• SHORT TASK: Retype all the records with nothing changed.

• MATERIAL FOR THE TASK:
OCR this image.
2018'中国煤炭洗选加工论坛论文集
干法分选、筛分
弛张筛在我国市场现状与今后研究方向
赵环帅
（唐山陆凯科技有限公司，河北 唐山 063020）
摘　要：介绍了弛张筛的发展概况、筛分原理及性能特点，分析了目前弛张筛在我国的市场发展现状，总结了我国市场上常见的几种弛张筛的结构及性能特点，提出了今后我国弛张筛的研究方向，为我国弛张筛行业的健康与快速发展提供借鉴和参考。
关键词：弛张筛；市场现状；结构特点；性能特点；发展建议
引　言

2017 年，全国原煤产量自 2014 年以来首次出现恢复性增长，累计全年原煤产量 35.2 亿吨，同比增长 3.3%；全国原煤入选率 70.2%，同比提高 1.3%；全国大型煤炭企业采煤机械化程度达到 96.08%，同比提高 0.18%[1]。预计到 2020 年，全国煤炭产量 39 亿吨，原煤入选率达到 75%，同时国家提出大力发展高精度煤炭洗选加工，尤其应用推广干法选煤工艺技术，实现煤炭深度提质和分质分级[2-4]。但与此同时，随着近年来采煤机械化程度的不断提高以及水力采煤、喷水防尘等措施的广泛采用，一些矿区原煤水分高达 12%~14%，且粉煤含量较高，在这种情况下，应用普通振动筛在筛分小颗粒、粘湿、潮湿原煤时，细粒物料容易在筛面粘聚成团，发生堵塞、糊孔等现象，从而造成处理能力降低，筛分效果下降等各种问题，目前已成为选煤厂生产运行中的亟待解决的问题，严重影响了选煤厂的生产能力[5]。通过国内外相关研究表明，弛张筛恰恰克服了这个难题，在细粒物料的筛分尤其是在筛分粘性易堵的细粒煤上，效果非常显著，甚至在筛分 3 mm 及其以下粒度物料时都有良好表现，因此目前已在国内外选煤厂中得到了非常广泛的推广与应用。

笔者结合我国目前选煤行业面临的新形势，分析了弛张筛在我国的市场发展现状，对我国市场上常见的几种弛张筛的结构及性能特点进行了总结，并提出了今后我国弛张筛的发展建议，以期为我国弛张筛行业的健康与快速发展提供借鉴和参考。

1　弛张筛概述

• FINAL RESULT:
OCR this image.
2018'中国煤炭洗选加工论坛论文集
干法分选、筛分
弛张筛在我国市场现状与今后研究方向
赵环帅
（唐山陆凯科技有限公司，河北 唐山 063020）
摘　要：介绍了弛张筛的发展概况、筛分原理及性能特点，分析了目前弛张筛在我国的市场发展现状，总结了我国市场上常见的几种弛张筛的结构及性能特点，提出了今后我国弛张筛的研究方向，为我国弛张筛行业的健康与快速发展提供借鉴和参考。
关键词：弛张筛；市场现状；结构特点；性能特点；发展建议
引　言

2017 年，全国原煤产量自 2014 年以来首次出现恢复性增长，累计全年原煤产量 35.2 亿吨，同比增长 3.3%；全国原煤入选率 70.2%，同比提高 1.3%；全国大型煤炭企业采煤机械化程度达到 96.08%，同比提高 0.18%[1]。预计到 2020 年，全国煤炭产量 39 亿吨，原煤入选率达到 75%，同时国家提出大力发展高精度煤炭洗选加工，尤其应用推广干法选煤工艺技术，实现煤炭深度提质和分质分级[2-4]。但与此同时，随着近年来采煤机械化程度的不断提高以及水力采煤、喷水防尘等措施的广泛采用，一些矿区原煤水分高达 12%~14%，且粉煤含量较高，在这种情况下，应用普通振动筛在筛分小颗粒、粘湿、潮湿原煤时，细粒物料容易在筛面粘聚成团，发生堵塞、糊孔等现象，从而造成处理能力降低，筛分效果下降等各种问题，目前已成为选煤厂生产运行中的亟待解决的问题，严重影响了选煤厂的生产能力[5]。通过国内外相关研究表明，弛张筛恰恰克服了这个难题，在细粒物料的筛分尤其是在筛分粘性易堵的细粒煤上，效果非常显著，甚至在筛分 3 mm 及其以下粒度物料时都有良好表现，因此目前已在国内外选煤厂中得到了非常广泛的推广与应用。

笔者结合我国目前选煤行业面临的新形势，分析了弛张筛在我国的市场发展现状，对我国市场上常见的几种弛张筛的结构及性能特点进行了总结，并提出了今后我国弛张筛的发展建议，以期为我国弛张筛行业的健康与快速发展提供借鉴和参考。

1　弛张筛概述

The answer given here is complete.